### [Document text]
The title to this post may seem like a strange question—I mean, of course iPads aren’t paper; they’re made of metal and glass and wiring, and not from wood pulp. iPads are the latest development in the evolution of computers, one of a string of developments that have revolutionized the way the world works in many fundamental ways over the past thirty or so years, while paper has remained fundamentally the same for many hundreds of years. So, is an iPad paper? No… but also, maybe, yes.

Last night a question was asked, and answered, that I think represents a major moment in the acceptance and use of technology in corporate and governmental environments. Many better writers than I am are discussing the events surrounding Wendy Davis’ filibuster on the floor of the Texas state senate, but I want to talk about an exchange that happened at slightly before nine o’clock last night when the question arose about whether Wendy Davis could read from her iPad during the course of her filibuster and it was determined that, yes, for the purposes of the current legislative process, an iPad counted as paper.

### [Problem A]
According to the post on whether an iPad is paper, why might its title seem like a strange question? Answer in one to three sentences.
### [Problem B]
Carry on the post about whether an iPad counts as paper, starting after its last sentence.
The items that come after this point are not required.

Items from a dataset

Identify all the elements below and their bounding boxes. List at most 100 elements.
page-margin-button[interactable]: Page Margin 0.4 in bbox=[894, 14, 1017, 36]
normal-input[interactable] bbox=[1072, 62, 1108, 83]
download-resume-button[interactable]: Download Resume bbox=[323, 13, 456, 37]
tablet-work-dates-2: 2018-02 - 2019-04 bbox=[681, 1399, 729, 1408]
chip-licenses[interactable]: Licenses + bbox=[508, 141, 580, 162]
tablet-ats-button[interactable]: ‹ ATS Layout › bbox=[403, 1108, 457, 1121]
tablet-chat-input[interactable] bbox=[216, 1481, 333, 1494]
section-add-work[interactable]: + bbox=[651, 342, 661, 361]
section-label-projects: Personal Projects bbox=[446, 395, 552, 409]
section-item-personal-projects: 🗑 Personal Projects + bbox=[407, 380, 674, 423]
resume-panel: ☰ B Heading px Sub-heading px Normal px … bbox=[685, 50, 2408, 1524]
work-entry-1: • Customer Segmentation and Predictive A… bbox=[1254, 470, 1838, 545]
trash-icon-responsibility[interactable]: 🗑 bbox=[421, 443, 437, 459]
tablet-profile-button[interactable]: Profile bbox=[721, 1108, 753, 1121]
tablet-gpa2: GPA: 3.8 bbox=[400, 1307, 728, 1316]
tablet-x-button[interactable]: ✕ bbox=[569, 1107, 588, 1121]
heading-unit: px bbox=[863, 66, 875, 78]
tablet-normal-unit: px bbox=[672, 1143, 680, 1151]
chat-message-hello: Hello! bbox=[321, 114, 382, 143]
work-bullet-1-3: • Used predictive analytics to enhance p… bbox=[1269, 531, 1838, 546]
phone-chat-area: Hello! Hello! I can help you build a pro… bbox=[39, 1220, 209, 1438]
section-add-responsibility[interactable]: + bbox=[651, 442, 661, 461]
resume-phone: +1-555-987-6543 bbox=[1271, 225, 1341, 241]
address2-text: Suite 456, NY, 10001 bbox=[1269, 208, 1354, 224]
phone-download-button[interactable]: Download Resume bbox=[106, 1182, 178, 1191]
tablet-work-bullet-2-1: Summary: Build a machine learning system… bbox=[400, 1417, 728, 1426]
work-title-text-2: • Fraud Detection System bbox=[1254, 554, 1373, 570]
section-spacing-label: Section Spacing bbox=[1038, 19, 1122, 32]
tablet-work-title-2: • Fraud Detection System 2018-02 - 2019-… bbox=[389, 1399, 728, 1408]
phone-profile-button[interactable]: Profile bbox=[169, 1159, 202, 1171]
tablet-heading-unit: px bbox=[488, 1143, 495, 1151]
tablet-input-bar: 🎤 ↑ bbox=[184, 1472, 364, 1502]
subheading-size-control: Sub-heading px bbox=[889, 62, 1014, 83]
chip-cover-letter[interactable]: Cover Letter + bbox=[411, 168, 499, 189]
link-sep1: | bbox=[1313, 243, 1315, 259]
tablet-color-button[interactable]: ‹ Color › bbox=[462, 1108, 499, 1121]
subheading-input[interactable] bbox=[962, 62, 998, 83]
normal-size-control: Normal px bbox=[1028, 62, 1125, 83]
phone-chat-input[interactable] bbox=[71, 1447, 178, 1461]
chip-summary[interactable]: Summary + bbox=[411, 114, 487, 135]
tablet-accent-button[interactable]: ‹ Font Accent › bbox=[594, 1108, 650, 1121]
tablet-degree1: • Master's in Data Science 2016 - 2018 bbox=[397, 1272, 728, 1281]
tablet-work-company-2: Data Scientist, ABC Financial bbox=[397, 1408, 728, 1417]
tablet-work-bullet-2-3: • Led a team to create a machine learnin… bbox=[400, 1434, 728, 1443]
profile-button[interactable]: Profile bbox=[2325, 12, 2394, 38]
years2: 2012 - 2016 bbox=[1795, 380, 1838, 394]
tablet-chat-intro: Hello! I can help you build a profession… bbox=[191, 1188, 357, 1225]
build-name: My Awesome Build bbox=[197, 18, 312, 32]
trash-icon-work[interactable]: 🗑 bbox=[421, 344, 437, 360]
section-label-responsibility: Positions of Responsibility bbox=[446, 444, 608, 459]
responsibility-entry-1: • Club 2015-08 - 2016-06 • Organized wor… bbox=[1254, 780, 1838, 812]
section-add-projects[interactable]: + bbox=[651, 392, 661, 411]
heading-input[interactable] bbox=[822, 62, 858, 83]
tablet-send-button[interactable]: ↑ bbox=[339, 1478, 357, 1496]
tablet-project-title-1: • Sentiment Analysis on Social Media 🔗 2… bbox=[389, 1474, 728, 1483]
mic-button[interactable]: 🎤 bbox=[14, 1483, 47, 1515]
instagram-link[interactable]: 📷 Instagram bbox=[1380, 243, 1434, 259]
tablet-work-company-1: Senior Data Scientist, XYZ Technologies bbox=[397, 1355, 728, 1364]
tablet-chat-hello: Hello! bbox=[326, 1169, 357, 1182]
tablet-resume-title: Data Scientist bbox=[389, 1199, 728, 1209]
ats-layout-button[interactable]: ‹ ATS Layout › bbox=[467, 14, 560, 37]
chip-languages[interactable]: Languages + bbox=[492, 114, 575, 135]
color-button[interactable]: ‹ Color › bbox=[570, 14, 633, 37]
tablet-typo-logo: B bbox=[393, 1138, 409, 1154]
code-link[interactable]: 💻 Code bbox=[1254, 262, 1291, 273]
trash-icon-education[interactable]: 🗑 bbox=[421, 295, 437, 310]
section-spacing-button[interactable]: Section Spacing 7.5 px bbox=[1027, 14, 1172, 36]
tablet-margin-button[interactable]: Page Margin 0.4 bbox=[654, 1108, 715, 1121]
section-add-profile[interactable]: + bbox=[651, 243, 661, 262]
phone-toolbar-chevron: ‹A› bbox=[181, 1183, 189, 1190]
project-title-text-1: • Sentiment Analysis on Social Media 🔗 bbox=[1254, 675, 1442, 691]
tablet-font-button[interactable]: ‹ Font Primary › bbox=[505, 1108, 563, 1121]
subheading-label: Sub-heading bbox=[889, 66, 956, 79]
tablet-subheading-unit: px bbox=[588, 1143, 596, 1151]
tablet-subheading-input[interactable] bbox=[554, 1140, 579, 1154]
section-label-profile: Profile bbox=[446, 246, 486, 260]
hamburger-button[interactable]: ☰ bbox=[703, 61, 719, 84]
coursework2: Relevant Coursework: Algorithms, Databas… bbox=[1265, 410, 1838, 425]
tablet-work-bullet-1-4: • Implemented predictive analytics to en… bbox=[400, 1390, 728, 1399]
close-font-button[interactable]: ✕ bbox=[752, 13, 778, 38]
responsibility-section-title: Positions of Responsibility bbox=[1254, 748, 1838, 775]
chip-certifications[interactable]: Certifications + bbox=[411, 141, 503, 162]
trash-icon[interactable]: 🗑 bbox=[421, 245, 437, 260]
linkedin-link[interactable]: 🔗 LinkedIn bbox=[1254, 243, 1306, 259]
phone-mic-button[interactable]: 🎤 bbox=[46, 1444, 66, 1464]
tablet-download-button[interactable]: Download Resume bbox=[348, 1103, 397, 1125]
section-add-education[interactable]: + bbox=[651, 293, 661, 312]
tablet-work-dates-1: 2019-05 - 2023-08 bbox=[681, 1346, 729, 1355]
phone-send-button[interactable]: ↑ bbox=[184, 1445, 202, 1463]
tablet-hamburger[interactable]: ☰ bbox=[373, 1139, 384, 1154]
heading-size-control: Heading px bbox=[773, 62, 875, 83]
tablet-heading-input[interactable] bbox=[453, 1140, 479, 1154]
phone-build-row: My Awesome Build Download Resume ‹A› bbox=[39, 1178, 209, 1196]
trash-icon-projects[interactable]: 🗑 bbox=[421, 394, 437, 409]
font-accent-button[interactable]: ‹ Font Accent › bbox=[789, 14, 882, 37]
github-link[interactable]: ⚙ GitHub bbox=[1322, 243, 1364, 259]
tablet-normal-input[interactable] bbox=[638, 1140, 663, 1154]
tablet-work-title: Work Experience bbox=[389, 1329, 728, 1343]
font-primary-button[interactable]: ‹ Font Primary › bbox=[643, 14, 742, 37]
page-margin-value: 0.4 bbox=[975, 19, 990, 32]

### [Final result A]
An iPad is obviously not paper, since it is made of metal, glass and wiring rather than wood pulp. It is also one of the latest developments in computers, while paper has stayed fundamentally the same for many hundreds of years.

### [Final result B]
Although this wasn’t something that many people commented on, it caused a bit of a flutter amongst my iSchool friends. At the UT iSchool, one of our core courses included discussion of the infamous “Is an antelope a document?” article by Michael Buckland, which asks questions and encourages its readers to think in the broadest possible way about what constitutes a document.

In the iSchool, we’ve been trained and conditioned to question the fundamental building blocks of information, with the idea that we, as information professionals, are going to be involved at the most basic level with whatever changes in technology and legitimacy begins to arise in the world of documents and the media used to transmit information. The exchange between Lt. Gov. Dewhurst and Sen. Ellis was a teaching/learning moment for iSchoolers around the country.

But what are the implications of this seemingly off-the-cuff exchange? What will the long-term effects be? Can iPads be considered paper in future governmental proceedings? Should they?

One of the things about iPads—and Kindles and Nooks and other tablets/eReaders—that people consistently point to in discussions about their benefits is their ability to store (or access) much larger quantities of books and documents than a single human person can carry around. If I printed out all of the PDFs, books, and other documents that I have loaded on my iPad (or stored in my Dropbox folders, which I can access via my iPad), I’d probably have far more material than I could carry around without a handtruck. I also feel like I’ve saved countless trees by using my iPad to read and annotate articles rather than printing them out and highlighting them like I did as an undergrad and during my first (pre-iPad era) master’s.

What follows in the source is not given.